TO DO » In the listing below, identify each line with the word "icon" and return those lines.
:: PROVIDED RECORDS
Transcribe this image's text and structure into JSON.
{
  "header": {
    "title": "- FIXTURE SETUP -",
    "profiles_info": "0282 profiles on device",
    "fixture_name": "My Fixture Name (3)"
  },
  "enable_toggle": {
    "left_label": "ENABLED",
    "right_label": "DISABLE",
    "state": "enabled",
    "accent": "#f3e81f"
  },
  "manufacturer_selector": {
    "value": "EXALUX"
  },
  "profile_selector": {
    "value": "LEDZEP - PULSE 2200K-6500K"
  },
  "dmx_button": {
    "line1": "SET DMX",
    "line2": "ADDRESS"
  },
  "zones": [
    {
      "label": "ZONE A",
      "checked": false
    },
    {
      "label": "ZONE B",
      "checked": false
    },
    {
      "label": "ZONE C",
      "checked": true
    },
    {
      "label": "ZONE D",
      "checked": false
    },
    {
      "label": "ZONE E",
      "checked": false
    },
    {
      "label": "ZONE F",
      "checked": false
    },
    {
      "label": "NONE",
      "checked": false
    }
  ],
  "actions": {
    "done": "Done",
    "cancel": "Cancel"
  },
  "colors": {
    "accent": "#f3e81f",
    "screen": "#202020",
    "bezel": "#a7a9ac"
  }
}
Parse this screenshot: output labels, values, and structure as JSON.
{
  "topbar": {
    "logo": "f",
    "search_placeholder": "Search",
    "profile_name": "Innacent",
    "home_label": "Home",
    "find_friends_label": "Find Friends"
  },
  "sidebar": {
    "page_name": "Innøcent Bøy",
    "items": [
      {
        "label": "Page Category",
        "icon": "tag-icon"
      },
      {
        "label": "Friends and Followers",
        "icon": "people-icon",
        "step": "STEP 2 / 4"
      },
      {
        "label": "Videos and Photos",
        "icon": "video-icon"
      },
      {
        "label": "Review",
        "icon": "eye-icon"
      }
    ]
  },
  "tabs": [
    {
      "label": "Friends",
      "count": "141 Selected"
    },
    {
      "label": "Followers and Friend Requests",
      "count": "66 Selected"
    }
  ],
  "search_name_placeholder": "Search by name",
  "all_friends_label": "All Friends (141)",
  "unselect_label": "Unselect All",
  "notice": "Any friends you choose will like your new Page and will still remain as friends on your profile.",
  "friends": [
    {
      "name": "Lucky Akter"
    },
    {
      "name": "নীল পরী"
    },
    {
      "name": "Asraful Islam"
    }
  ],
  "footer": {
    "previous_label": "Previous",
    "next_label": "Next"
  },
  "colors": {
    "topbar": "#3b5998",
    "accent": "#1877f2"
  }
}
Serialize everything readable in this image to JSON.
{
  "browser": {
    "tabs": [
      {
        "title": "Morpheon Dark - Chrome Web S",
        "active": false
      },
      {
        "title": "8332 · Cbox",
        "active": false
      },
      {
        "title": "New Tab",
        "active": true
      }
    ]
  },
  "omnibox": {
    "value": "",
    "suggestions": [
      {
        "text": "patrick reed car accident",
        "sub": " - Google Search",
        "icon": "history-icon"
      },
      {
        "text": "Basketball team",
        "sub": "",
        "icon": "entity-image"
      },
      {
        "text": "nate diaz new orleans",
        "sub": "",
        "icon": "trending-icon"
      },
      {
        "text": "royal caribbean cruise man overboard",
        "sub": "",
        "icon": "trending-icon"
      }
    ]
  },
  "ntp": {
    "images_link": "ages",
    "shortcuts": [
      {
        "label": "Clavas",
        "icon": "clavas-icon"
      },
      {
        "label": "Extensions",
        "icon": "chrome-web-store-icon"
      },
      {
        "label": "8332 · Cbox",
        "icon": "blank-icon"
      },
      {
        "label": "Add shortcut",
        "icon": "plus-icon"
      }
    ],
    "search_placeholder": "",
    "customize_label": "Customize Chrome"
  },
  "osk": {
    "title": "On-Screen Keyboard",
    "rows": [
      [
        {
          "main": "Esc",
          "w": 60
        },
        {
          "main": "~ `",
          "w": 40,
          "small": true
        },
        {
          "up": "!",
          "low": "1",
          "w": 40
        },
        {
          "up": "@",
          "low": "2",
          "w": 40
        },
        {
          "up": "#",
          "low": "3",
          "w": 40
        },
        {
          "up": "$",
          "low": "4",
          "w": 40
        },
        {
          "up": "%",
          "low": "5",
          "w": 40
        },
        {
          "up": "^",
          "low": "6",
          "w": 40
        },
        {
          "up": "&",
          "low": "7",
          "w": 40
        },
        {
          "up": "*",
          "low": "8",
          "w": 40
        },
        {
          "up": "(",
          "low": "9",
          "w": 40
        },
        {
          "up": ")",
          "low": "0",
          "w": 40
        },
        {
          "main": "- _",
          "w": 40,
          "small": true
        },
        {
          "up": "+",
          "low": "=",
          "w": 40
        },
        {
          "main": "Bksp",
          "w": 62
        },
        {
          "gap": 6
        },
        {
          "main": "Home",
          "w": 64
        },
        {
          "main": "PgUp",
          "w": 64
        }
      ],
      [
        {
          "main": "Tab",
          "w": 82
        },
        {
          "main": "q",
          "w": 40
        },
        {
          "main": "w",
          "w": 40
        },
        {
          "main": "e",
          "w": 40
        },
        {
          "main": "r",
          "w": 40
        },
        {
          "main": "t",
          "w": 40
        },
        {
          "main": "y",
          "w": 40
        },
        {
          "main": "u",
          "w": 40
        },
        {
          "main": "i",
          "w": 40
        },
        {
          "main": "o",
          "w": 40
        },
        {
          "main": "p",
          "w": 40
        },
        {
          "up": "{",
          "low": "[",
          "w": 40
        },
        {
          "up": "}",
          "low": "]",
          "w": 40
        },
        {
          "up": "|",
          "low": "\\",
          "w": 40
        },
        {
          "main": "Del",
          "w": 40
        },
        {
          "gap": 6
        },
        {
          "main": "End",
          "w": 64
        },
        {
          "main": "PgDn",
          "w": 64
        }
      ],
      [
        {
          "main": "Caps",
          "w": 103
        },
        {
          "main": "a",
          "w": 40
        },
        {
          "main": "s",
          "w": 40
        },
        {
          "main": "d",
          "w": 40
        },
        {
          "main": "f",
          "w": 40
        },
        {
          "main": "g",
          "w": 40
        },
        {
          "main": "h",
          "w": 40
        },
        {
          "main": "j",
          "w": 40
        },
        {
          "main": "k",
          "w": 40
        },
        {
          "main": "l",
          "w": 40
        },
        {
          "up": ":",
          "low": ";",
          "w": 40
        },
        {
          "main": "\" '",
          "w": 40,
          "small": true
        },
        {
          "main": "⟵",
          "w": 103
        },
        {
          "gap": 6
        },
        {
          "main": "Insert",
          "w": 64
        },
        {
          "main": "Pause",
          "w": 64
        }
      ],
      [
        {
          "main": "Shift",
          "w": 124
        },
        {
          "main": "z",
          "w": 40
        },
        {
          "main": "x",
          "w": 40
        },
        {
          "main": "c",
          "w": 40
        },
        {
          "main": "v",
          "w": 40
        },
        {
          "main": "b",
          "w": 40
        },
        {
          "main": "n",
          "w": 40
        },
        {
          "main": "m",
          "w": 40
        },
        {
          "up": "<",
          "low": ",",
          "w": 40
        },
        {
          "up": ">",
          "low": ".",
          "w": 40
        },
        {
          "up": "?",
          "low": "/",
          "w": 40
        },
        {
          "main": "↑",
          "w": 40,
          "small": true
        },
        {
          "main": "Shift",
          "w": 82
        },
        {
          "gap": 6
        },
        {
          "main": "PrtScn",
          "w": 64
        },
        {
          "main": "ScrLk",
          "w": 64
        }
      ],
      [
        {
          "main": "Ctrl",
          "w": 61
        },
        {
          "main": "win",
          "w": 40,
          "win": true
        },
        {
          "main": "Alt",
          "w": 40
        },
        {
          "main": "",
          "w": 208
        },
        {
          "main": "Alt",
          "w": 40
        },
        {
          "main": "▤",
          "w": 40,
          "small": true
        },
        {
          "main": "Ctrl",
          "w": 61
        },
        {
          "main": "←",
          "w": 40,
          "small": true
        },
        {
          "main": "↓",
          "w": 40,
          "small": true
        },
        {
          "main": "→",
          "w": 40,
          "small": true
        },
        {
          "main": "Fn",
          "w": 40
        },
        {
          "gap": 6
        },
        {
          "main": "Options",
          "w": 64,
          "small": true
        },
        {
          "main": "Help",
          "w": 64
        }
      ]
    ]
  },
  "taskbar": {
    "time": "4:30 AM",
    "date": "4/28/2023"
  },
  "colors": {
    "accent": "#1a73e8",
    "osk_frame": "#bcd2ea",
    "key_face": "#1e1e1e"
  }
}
::::
REPLY »
        "icon": "tag-icon"
        "icon": "people-icon",
        "icon": "video-icon"
        "icon": "eye-icon"
        "icon": "history-icon"
        "icon": "entity-image"
        "icon": "trending-icon"
        "icon": "trending-icon"
        "icon": "clavas-icon"
        "icon": "chrome-web-store-icon"
        "icon": "blank-icon"
        "icon": "plus-icon"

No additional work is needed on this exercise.